Given exercise: Provide the number of lines containing the word "marker", and nothing else.

**** Data provided

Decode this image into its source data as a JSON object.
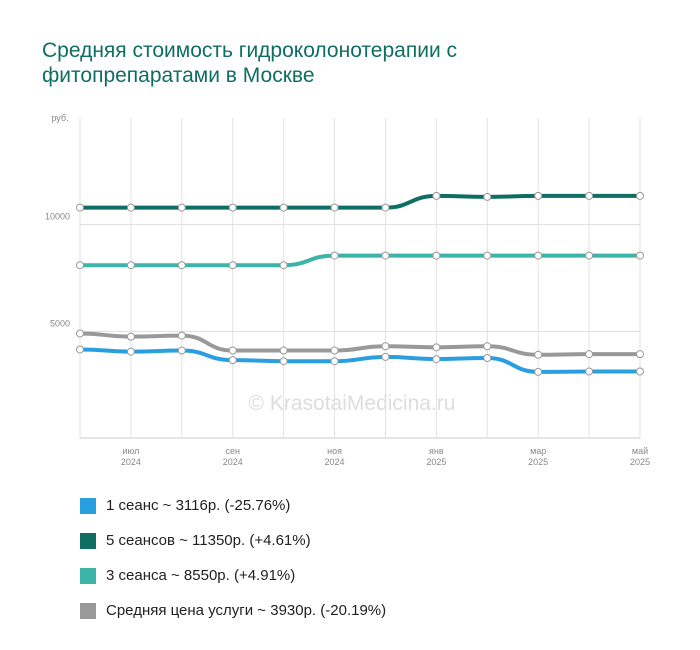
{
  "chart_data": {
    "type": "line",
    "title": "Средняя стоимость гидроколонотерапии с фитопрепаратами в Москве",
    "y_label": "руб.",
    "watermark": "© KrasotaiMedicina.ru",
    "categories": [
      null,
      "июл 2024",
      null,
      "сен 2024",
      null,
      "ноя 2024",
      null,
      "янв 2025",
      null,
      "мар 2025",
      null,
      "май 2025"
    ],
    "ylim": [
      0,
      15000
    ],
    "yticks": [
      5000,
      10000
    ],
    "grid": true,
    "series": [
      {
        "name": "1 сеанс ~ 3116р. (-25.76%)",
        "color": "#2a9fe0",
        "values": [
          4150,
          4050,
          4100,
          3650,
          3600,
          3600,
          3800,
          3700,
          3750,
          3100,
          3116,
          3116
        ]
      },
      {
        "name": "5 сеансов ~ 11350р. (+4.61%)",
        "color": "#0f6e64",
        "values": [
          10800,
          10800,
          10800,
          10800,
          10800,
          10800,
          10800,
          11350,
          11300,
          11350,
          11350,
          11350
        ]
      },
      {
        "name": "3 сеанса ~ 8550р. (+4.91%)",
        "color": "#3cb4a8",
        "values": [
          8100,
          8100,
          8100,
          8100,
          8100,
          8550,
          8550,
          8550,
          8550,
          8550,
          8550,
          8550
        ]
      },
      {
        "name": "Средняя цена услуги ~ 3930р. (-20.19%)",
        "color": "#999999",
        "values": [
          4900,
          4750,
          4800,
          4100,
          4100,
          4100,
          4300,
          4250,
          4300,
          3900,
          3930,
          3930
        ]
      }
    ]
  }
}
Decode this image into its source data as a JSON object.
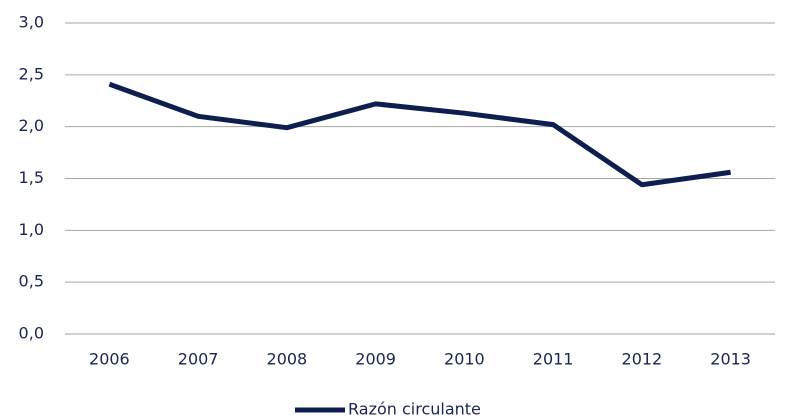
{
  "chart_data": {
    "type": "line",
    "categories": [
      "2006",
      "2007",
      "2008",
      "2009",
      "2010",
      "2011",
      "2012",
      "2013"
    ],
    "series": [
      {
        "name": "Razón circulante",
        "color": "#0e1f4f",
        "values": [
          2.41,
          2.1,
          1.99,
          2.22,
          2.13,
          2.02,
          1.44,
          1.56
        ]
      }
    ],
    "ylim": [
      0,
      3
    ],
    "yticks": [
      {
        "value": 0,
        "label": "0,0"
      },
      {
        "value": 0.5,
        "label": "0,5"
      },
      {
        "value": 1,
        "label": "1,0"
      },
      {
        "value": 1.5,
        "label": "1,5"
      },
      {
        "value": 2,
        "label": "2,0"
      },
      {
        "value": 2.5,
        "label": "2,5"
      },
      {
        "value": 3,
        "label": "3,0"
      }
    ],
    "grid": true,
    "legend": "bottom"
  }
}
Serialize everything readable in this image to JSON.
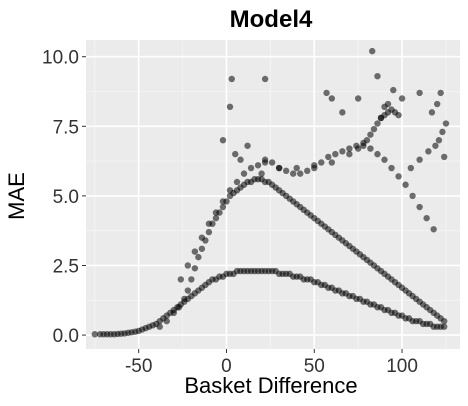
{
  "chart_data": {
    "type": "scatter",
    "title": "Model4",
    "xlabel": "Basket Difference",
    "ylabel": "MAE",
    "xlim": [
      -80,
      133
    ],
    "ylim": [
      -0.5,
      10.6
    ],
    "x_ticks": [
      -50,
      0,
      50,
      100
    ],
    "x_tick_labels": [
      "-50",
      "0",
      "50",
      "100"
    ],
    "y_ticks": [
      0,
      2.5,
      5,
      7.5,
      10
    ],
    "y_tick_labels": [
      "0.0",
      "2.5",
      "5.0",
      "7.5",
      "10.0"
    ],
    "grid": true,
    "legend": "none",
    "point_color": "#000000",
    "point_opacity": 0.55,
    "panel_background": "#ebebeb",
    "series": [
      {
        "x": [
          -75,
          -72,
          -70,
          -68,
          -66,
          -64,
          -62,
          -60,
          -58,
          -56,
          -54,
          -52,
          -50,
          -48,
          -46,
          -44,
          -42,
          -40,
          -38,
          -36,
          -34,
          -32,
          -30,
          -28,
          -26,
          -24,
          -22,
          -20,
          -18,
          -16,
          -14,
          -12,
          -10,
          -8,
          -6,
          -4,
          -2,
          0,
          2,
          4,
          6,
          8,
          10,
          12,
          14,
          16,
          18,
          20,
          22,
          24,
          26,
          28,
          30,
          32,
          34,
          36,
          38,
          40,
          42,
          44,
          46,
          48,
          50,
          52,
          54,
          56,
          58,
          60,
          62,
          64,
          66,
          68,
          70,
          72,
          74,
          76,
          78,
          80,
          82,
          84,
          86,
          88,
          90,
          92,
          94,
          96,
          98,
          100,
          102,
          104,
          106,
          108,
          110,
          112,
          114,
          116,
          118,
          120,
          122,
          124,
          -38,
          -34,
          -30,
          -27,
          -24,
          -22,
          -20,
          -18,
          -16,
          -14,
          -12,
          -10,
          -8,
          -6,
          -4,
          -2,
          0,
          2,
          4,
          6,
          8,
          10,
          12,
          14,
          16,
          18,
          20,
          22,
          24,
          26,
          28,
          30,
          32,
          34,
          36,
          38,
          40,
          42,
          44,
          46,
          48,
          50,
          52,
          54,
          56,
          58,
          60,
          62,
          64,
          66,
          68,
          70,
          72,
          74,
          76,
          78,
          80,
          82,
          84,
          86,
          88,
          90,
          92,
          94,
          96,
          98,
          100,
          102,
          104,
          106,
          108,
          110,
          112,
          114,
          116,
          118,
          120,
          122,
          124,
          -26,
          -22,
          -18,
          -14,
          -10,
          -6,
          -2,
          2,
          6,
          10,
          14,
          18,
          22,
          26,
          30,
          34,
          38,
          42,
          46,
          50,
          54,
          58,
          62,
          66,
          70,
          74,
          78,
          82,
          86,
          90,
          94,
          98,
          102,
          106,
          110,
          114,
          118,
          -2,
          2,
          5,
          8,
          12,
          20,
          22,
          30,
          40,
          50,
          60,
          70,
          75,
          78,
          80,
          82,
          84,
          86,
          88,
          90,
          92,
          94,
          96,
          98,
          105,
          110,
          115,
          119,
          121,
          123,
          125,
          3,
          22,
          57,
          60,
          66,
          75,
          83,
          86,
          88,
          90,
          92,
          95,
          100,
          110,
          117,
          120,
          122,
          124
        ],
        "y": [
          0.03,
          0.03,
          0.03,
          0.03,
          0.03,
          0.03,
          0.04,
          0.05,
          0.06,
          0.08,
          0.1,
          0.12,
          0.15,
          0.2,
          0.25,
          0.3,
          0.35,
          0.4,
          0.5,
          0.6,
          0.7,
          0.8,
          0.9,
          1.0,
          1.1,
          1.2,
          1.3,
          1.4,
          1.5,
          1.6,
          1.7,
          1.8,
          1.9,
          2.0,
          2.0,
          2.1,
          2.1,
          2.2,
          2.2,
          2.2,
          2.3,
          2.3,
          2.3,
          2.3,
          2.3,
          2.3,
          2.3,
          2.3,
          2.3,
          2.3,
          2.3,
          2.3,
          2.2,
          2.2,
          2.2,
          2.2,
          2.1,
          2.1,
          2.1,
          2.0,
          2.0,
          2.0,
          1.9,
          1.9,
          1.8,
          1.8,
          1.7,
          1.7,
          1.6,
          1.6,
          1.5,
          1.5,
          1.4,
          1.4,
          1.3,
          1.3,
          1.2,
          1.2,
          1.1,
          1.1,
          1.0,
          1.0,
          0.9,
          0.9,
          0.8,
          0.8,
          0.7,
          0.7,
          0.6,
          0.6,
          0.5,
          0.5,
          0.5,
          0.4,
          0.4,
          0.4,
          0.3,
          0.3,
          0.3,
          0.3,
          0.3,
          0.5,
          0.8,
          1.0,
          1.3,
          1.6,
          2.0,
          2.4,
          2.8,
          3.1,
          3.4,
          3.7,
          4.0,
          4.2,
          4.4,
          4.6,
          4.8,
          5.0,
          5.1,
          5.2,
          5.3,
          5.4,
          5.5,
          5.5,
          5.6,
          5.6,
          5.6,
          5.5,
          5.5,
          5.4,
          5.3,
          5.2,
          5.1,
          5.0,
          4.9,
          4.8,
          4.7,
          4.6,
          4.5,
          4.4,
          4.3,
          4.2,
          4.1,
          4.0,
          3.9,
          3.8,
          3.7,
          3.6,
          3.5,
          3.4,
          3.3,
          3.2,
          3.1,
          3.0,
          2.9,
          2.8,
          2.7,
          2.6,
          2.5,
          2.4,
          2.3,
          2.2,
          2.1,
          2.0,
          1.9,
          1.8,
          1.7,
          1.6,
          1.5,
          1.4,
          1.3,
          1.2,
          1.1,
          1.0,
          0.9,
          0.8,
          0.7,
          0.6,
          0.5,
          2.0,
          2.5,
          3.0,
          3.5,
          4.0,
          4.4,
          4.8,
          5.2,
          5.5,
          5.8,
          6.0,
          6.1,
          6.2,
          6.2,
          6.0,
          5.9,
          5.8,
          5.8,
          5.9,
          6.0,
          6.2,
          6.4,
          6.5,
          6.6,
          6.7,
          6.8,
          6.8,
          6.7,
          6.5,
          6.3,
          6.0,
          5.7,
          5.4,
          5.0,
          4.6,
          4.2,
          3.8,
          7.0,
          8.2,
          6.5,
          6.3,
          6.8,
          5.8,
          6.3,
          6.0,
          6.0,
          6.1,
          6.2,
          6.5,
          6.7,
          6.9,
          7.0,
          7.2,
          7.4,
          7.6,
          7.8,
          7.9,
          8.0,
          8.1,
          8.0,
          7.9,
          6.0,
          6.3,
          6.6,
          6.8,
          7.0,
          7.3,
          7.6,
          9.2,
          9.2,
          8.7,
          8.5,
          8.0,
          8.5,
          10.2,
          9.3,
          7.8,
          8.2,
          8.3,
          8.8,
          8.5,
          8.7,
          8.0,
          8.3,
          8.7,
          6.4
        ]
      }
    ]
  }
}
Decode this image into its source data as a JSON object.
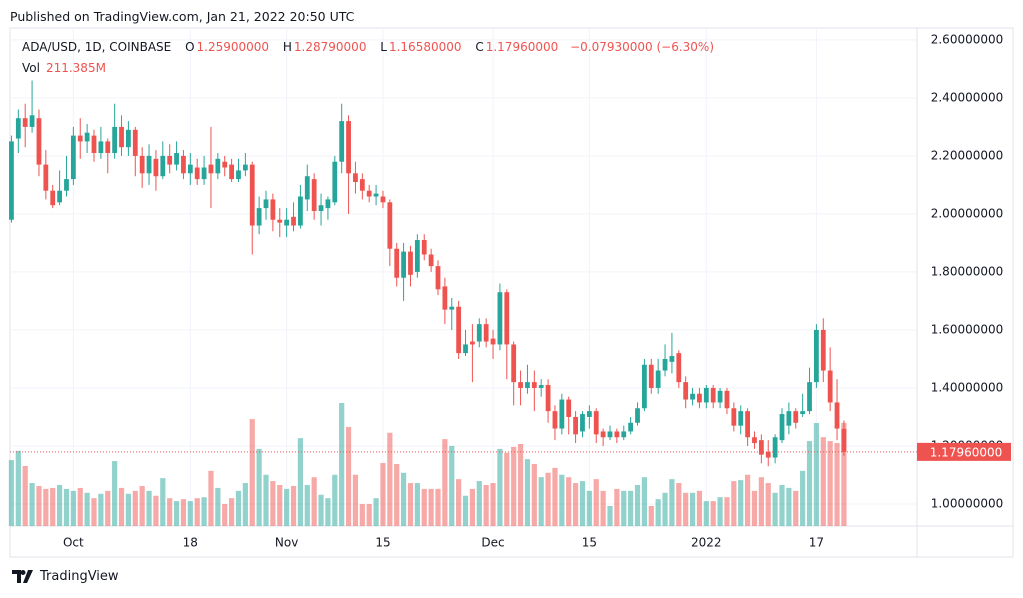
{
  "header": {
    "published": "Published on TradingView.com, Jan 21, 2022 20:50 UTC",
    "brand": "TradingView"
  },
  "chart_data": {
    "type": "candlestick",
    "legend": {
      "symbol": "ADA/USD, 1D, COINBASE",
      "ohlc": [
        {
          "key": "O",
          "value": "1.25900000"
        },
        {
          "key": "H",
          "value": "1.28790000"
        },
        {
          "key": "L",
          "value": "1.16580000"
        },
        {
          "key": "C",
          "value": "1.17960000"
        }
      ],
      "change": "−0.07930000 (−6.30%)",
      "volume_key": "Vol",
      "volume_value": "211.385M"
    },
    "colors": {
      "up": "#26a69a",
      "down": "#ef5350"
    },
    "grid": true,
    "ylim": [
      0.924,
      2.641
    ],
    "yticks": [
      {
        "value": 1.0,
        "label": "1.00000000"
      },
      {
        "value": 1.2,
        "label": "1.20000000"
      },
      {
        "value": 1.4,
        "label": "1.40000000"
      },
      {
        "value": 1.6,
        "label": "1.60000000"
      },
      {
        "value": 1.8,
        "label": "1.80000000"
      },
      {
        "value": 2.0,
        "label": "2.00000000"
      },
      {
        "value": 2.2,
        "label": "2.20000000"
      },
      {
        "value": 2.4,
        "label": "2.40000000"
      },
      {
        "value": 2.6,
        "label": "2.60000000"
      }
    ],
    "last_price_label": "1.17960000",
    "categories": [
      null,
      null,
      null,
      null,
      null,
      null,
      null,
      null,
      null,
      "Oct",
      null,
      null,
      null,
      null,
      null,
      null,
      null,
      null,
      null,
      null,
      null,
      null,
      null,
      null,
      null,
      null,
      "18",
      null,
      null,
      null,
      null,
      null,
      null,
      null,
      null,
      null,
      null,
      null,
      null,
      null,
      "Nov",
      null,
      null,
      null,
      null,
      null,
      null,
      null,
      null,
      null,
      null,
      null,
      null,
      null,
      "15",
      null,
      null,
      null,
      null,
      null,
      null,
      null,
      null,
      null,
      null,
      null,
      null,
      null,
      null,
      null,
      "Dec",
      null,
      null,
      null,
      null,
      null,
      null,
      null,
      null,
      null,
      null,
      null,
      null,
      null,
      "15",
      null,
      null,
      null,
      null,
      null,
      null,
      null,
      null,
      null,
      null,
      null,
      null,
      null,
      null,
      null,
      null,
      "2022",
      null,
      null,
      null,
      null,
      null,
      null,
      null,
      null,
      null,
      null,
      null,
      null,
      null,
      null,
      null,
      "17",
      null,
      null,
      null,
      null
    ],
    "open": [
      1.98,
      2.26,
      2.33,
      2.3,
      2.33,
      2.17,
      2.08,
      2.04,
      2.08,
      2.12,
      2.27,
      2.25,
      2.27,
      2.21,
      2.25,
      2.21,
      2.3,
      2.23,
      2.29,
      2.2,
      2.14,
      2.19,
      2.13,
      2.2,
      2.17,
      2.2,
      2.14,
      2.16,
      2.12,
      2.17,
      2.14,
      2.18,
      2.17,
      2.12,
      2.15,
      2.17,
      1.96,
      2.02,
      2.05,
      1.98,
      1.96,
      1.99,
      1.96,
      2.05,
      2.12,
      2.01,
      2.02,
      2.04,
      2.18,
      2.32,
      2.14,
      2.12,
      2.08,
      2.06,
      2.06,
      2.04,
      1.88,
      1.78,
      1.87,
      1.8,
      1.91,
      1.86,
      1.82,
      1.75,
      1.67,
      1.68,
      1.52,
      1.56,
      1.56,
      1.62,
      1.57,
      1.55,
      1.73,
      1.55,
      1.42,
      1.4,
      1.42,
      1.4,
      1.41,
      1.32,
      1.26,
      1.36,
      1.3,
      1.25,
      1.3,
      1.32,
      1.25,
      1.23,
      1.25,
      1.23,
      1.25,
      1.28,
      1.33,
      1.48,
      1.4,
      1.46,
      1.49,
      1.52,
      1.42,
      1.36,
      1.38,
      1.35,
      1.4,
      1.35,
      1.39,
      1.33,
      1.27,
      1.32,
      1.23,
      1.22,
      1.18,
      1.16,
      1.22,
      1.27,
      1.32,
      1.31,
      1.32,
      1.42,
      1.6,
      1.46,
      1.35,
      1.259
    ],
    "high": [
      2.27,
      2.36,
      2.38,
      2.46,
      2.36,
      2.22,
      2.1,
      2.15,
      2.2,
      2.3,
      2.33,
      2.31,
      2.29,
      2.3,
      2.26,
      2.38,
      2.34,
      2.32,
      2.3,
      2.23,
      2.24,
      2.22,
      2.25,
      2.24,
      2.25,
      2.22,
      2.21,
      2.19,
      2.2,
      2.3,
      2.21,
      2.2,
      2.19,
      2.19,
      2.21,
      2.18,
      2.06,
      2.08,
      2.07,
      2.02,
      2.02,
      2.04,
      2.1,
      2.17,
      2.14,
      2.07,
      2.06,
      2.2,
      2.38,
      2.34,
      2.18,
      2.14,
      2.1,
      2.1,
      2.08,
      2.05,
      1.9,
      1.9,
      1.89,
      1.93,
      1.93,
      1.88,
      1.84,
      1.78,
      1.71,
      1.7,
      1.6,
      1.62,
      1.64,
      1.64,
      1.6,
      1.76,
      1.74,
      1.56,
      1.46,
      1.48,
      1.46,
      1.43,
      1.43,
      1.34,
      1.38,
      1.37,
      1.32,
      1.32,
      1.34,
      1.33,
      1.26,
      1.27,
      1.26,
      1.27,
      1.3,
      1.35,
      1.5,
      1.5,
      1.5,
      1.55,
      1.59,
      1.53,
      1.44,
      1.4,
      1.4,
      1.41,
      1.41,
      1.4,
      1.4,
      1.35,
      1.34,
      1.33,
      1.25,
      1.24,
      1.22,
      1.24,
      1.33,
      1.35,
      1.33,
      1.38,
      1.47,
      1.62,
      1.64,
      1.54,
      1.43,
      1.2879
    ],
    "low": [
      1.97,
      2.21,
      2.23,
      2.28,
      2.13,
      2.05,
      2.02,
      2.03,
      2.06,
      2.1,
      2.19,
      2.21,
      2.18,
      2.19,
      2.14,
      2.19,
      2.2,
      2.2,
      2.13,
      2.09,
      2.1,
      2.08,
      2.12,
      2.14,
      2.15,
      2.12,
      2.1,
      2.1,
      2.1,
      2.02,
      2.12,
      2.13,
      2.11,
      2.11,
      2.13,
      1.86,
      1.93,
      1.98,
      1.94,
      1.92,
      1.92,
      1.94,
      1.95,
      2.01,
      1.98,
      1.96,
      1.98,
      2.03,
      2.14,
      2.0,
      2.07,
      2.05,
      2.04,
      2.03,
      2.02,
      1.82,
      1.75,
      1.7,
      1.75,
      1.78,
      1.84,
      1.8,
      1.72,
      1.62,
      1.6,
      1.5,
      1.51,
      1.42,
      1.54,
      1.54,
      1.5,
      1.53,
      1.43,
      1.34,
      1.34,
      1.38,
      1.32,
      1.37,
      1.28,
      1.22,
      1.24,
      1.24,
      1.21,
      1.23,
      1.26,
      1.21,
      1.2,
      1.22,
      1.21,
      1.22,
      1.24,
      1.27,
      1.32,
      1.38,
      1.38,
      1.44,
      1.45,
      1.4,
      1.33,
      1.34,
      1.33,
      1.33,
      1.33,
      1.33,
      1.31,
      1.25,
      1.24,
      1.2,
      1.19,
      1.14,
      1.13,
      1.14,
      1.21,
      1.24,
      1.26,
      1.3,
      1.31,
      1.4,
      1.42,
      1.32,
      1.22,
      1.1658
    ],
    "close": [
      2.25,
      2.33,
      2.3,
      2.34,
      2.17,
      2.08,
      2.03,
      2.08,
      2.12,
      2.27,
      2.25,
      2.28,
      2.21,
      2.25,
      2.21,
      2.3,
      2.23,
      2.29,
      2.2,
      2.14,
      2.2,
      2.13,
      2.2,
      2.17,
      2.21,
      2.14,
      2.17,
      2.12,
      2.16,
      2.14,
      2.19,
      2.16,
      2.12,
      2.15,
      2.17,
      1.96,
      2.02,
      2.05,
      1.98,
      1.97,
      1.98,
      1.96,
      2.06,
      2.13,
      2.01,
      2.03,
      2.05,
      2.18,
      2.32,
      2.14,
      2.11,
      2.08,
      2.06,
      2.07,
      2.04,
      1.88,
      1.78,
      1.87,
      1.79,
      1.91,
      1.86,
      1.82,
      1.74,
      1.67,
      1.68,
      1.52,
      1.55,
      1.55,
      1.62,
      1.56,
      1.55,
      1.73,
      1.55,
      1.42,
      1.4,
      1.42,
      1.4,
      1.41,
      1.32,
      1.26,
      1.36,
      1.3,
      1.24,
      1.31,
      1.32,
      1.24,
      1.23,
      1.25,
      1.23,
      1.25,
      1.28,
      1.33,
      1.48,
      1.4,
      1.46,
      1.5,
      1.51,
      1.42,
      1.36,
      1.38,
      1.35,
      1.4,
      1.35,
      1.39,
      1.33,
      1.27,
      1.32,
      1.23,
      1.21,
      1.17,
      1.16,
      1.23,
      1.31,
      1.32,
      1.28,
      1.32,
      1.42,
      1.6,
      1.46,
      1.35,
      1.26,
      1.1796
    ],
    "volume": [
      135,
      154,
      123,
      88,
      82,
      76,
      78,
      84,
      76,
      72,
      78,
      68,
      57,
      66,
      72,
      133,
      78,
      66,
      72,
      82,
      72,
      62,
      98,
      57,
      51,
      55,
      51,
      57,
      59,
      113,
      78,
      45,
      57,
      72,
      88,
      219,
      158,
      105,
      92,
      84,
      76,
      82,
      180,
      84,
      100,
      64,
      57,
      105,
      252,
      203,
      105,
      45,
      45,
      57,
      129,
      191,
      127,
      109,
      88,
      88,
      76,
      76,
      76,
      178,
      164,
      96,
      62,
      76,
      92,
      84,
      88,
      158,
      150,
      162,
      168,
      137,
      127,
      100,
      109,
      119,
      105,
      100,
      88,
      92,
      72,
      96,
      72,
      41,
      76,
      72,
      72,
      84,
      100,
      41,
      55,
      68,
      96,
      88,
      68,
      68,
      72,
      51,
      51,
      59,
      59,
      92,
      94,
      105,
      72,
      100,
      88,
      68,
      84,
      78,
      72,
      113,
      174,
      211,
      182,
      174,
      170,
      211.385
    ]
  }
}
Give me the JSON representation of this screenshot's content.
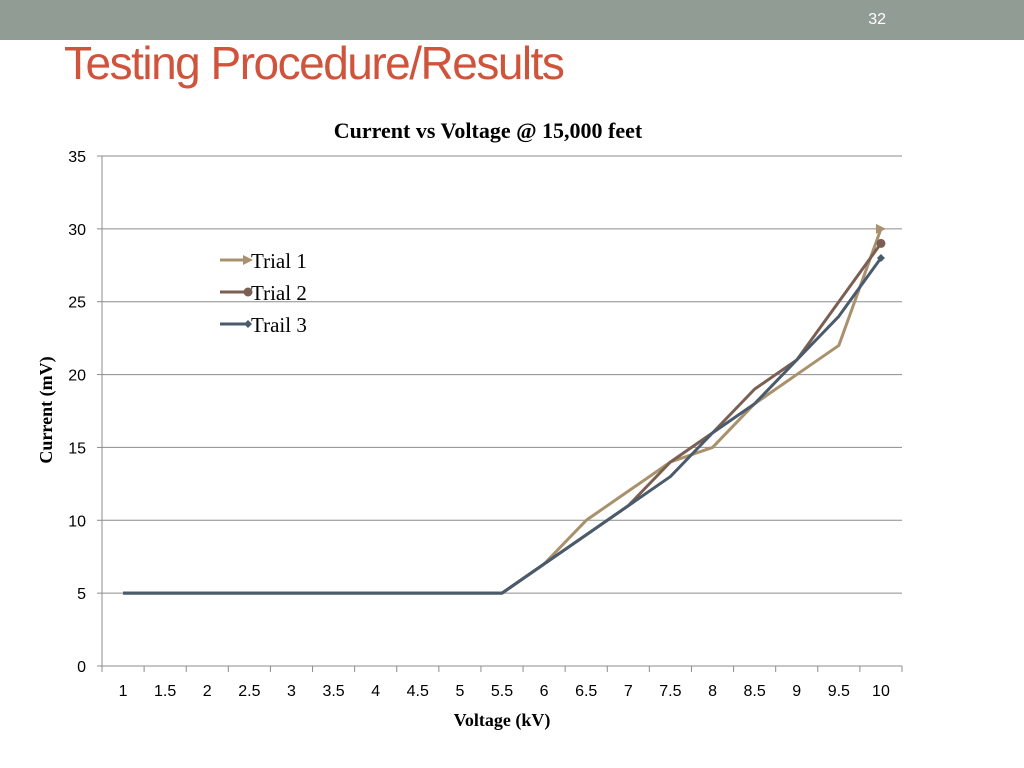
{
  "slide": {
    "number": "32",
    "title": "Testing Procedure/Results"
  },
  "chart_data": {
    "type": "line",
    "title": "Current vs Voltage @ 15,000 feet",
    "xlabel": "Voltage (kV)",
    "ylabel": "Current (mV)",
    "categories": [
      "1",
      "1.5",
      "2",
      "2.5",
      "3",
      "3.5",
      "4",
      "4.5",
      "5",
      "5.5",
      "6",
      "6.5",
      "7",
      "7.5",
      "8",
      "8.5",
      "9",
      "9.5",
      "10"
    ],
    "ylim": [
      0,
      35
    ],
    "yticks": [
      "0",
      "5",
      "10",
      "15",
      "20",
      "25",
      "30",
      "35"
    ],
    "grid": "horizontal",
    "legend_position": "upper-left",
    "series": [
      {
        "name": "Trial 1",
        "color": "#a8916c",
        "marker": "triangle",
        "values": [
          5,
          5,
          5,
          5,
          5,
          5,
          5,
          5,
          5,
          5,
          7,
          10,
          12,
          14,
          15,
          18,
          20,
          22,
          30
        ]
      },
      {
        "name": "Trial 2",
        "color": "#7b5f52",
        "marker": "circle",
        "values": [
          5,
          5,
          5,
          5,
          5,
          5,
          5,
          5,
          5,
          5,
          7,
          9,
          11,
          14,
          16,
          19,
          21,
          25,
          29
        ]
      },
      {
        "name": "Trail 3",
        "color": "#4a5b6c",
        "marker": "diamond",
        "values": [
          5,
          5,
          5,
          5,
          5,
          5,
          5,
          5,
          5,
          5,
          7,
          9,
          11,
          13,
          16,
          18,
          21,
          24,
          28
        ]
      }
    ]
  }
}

********

Worked solution: 3